(Job): Reproduce the entries exactly.

━━━ Records ━━━

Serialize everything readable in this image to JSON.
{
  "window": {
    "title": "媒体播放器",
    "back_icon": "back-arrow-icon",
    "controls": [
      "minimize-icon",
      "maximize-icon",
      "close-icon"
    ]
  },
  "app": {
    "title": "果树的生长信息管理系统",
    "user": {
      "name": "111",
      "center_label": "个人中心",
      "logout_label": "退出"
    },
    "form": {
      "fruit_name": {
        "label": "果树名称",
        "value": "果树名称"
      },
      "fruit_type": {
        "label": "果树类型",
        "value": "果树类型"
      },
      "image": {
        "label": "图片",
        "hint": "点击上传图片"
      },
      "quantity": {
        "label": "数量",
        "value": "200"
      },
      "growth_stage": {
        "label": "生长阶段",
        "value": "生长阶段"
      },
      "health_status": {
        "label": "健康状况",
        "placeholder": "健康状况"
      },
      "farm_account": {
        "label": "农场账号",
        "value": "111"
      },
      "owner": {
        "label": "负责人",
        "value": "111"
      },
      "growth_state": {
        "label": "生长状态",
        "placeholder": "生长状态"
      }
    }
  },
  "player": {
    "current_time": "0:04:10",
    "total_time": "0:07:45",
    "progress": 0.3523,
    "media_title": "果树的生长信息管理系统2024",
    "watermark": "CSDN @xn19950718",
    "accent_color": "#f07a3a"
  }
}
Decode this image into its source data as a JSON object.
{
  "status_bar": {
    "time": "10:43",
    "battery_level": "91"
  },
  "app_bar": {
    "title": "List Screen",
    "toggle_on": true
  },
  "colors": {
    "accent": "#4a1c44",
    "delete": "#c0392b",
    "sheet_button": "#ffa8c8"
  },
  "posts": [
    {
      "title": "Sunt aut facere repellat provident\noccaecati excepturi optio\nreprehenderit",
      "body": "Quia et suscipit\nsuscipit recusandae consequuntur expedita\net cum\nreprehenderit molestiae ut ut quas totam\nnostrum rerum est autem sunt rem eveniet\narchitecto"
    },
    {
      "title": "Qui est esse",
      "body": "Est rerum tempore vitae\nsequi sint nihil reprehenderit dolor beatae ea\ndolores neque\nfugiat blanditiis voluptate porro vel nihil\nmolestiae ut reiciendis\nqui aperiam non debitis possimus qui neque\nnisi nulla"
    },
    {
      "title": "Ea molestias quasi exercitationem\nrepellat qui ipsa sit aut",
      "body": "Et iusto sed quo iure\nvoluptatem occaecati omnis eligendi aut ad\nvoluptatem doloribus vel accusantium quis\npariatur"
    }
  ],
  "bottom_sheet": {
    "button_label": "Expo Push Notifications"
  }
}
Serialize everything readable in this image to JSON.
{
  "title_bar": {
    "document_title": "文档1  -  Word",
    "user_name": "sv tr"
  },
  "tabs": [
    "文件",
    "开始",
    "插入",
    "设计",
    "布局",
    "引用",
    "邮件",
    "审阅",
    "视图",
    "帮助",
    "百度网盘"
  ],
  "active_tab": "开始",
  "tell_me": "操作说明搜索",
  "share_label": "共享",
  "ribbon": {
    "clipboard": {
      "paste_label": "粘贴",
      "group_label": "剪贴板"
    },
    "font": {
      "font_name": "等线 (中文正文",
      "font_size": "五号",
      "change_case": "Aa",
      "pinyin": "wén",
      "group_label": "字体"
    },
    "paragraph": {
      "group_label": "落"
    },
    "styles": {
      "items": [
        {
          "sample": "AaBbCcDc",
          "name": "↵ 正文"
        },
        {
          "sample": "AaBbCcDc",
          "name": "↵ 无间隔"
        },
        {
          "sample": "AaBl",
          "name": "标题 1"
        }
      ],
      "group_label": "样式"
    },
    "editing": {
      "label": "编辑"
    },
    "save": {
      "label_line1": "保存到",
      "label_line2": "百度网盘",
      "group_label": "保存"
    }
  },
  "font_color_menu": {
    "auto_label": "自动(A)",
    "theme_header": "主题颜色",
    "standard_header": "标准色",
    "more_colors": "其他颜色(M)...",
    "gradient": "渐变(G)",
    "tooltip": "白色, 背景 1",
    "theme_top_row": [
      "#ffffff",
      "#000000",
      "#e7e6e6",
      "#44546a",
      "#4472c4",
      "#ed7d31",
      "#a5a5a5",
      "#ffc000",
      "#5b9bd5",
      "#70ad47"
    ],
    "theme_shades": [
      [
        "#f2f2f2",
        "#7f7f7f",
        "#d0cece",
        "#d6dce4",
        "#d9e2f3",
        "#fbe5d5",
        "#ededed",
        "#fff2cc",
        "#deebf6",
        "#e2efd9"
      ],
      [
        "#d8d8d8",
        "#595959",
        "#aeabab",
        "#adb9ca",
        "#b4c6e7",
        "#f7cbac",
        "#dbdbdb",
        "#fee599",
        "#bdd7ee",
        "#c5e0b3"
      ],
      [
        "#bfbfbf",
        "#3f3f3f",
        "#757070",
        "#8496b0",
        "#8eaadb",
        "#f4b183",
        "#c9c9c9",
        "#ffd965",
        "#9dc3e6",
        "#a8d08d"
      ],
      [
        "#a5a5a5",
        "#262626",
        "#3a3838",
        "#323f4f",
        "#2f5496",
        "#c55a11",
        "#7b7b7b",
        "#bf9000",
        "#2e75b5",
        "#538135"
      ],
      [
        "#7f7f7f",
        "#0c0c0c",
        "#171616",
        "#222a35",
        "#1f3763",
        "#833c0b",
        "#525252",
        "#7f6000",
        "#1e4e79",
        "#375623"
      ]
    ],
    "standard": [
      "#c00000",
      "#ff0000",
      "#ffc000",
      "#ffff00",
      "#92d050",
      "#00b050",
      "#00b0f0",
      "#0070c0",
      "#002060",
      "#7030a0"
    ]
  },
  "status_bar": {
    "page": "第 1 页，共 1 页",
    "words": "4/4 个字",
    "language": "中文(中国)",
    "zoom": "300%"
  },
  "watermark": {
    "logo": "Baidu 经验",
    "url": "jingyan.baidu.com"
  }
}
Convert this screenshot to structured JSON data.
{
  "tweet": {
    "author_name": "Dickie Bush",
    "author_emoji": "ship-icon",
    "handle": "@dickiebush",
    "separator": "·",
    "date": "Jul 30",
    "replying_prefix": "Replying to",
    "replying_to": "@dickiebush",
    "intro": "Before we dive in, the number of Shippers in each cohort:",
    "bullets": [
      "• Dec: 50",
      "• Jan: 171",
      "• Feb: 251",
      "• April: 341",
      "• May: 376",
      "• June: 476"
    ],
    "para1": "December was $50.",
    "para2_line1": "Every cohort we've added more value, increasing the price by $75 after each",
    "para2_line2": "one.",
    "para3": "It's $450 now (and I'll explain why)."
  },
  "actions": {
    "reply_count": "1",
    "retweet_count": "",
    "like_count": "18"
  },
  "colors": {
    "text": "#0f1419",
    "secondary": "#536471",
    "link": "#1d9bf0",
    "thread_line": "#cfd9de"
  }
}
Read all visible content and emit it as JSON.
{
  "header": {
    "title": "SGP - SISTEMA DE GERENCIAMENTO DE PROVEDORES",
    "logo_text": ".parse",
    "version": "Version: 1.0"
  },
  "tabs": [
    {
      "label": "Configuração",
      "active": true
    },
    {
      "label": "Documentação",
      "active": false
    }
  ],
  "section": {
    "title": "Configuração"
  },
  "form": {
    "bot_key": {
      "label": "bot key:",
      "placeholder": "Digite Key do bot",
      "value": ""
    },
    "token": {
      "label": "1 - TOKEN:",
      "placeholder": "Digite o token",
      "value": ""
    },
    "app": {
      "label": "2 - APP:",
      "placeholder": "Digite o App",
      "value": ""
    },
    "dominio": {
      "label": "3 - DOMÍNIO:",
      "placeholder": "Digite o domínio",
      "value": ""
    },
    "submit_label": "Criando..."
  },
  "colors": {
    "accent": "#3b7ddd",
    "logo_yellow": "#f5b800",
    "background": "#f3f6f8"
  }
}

━━━

(Solved exercise):
Serialize everything readable in this image to JSON.
{
  "window": {
    "title": "媒体播放器",
    "back_icon": "back-arrow-icon",
    "controls": [
      "minimize-icon",
      "maximize-icon",
      "close-icon"
    ]
  },
  "app": {
    "title": "果树的生长信息管理系统",
    "user": {
      "name": "111",
      "center_label": "个人中心",
      "logout_label": "退出"
    },
    "form": {
      "fruit_name": {
        "label": "果树名称",
        "value": "果树名称"
      },
      "fruit_type": {
        "label": "果树类型",
        "value": "果树类型"
      },
      "image": {
        "label": "图片",
        "hint": "点击上传图片"
      },
      "quantity": {
        "label": "数量",
        "value": "200"
      },
      "growth_stage": {
        "label": "生长阶段",
        "value": "生长阶段"
      },
      "health_status": {
        "label": "健康状况",
        "placeholder": "健康状况"
      },
      "farm_account": {
        "label": "农场账号",
        "value": "111"
      },
      "owner": {
        "label": "负责人",
        "value": "111"
      },
      "growth_state": {
        "label": "生长状态",
        "placeholder": "生长状态"
      }
    }
  },
  "player": {
    "current_time": "0:04:10",
    "total_time": "0:07:45",
    "progress": 0.3523,
    "media_title": "果树的生长信息管理系统2024",
    "watermark": "CSDN @xn19950718",
    "accent_color": "#f07a3a"
  }
}
Decode this image into its source data as a JSON object.
{
  "status_bar": {
    "time": "10:43",
    "battery_level": "91"
  },
  "app_bar": {
    "title": "List Screen",
    "toggle_on": true
  },
  "colors": {
    "accent": "#4a1c44",
    "delete": "#c0392b",
    "sheet_button": "#ffa8c8"
  },
  "posts": [
    {
      "title": "Sunt aut facere repellat provident\noccaecati excepturi optio\nreprehenderit",
      "body": "Quia et suscipit\nsuscipit recusandae consequuntur expedita\net cum\nreprehenderit molestiae ut ut quas totam\nnostrum rerum est autem sunt rem eveniet\narchitecto"
    },
    {
      "title": "Qui est esse",
      "body": "Est rerum tempore vitae\nsequi sint nihil reprehenderit dolor beatae ea\ndolores neque\nfugiat blanditiis voluptate porro vel nihil\nmolestiae ut reiciendis\nqui aperiam non debitis possimus qui neque\nnisi nulla"
    },
    {
      "title": "Ea molestias quasi exercitationem\nrepellat qui ipsa sit aut",
      "body": "Et iusto sed quo iure\nvoluptatem occaecati omnis eligendi aut ad\nvoluptatem doloribus vel accusantium quis\npariatur"
    }
  ],
  "bottom_sheet": {
    "button_label": "Expo Push Notifications"
  }
}
Serialize everything readable in this image to JSON.
{
  "title_bar": {
    "document_title": "文档1  -  Word",
    "user_name": "sv tr"
  },
  "tabs": [
    "文件",
    "开始",
    "插入",
    "设计",
    "布局",
    "引用",
    "邮件",
    "审阅",
    "视图",
    "帮助",
    "百度网盘"
  ],
  "active_tab": "开始",
  "tell_me": "操作说明搜索",
  "share_label": "共享",
  "ribbon": {
    "clipboard": {
      "paste_label": "粘贴",
      "group_label": "剪贴板"
    },
    "font": {
      "font_name": "等线 (中文正文",
      "font_size": "五号",
      "change_case": "Aa",
      "pinyin": "wén",
      "group_label": "字体"
    },
    "paragraph": {
      "group_label": "落"
    },
    "styles": {
      "items": [
        {
          "sample": "AaBbCcDc",
          "name": "↵ 正文"
        },
        {
          "sample": "AaBbCcDc",
          "name": "↵ 无间隔"
        },
        {
          "sample": "AaBl",
          "name": "标题 1"
        }
      ],
      "group_label": "样式"
    },
    "editing": {
      "label": "编辑"
    },
    "save": {
      "label_line1": "保存到",
      "label_line2": "百度网盘",
      "group_label": "保存"
    }
  },
  "font_color_menu": {
    "auto_label": "自动(A)",
    "theme_header": "主题颜色",
    "standard_header": "标准色",
    "more_colors": "其他颜色(M)...",
    "gradient": "渐变(G)",
    "tooltip": "白色, 背景 1",
    "theme_top_row": [
      "#ffffff",
      "#000000",
      "#e7e6e6",
      "#44546a",
      "#4472c4",
      "#ed7d31",
      "#a5a5a5",
      "#ffc000",
      "#5b9bd5",
      "#70ad47"
    ],
    "theme_shades": [
      [
        "#f2f2f2",
        "#7f7f7f",
        "#d0cece",
        "#d6dce4",
        "#d9e2f3",
        "#fbe5d5",
        "#ededed",
        "#fff2cc",
        "#deebf6",
        "#e2efd9"
      ],
      [
        "#d8d8d8",
        "#595959",
        "#aeabab",
        "#adb9ca",
        "#b4c6e7",
        "#f7cbac",
        "#dbdbdb",
        "#fee599",
        "#bdd7ee",
        "#c5e0b3"
      ],
      [
        "#bfbfbf",
        "#3f3f3f",
        "#757070",
        "#8496b0",
        "#8eaadb",
        "#f4b183",
        "#c9c9c9",
        "#ffd965",
        "#9dc3e6",
        "#a8d08d"
      ],
      [
        "#a5a5a5",
        "#262626",
        "#3a3838",
        "#323f4f",
        "#2f5496",
        "#c55a11",
        "#7b7b7b",
        "#bf9000",
        "#2e75b5",
        "#538135"
      ],
      [
        "#7f7f7f",
        "#0c0c0c",
        "#171616",
        "#222a35",
        "#1f3763",
        "#833c0b",
        "#525252",
        "#7f6000",
        "#1e4e79",
        "#375623"
      ]
    ],
    "standard": [
      "#c00000",
      "#ff0000",
      "#ffc000",
      "#ffff00",
      "#92d050",
      "#00b050",
      "#00b0f0",
      "#0070c0",
      "#002060",
      "#7030a0"
    ]
  },
  "status_bar": {
    "page": "第 1 页，共 1 页",
    "words": "4/4 个字",
    "language": "中文(中国)",
    "zoom": "300%"
  },
  "watermark": {
    "logo": "Baidu 经验",
    "url": "jingyan.baidu.com"
  }
}
Convert this screenshot to structured JSON data.
{
  "tweet": {
    "author_name": "Dickie Bush",
    "author_emoji": "ship-icon",
    "handle": "@dickiebush",
    "separator": "·",
    "date": "Jul 30",
    "replying_prefix": "Replying to",
    "replying_to": "@dickiebush",
    "intro": "Before we dive in, the number of Shippers in each cohort:",
    "bullets": [
      "• Dec: 50",
      "• Jan: 171",
      "• Feb: 251",
      "• April: 341",
      "• May: 376",
      "• June: 476"
    ],
    "para1": "December was $50.",
    "para2_line1": "Every cohort we've added more value, increasing the price by $75 after each",
    "para2_line2": "one.",
    "para3": "It's $450 now (and I'll explain why)."
  },
  "actions": {
    "reply_count": "1",
    "retweet_count": "",
    "like_count": "18"
  },
  "colors": {
    "text": "#0f1419",
    "secondary": "#536471",
    "link": "#1d9bf0",
    "thread_line": "#cfd9de"
  }
}
Read all visible content and emit it as JSON.
{
  "header": {
    "title": "SGP - SISTEMA DE GERENCIAMENTO DE PROVEDORES",
    "logo_text": ".parse",
    "version": "Version: 1.0"
  },
  "tabs": [
    {
      "label": "Configuração",
      "active": true
    },
    {
      "label": "Documentação",
      "active": false
    }
  ],
  "section": {
    "title": "Configuração"
  },
  "form": {
    "bot_key": {
      "label": "bot key:",
      "placeholder": "Digite Key do bot",
      "value": ""
    },
    "token": {
      "label": "1 - TOKEN:",
      "placeholder": "Digite o token",
      "value": ""
    },
    "app": {
      "label": "2 - APP:",
      "placeholder": "Digite o App",
      "value": ""
    },
    "dominio": {
      "label": "3 - DOMÍNIO:",
      "placeholder": "Digite o domínio",
      "value": ""
    },
    "submit_label": "Criando..."
  },
  "colors": {
    "accent": "#3b7ddd",
    "logo_yellow": "#f5b800",
    "background": "#f3f6f8"
  }
}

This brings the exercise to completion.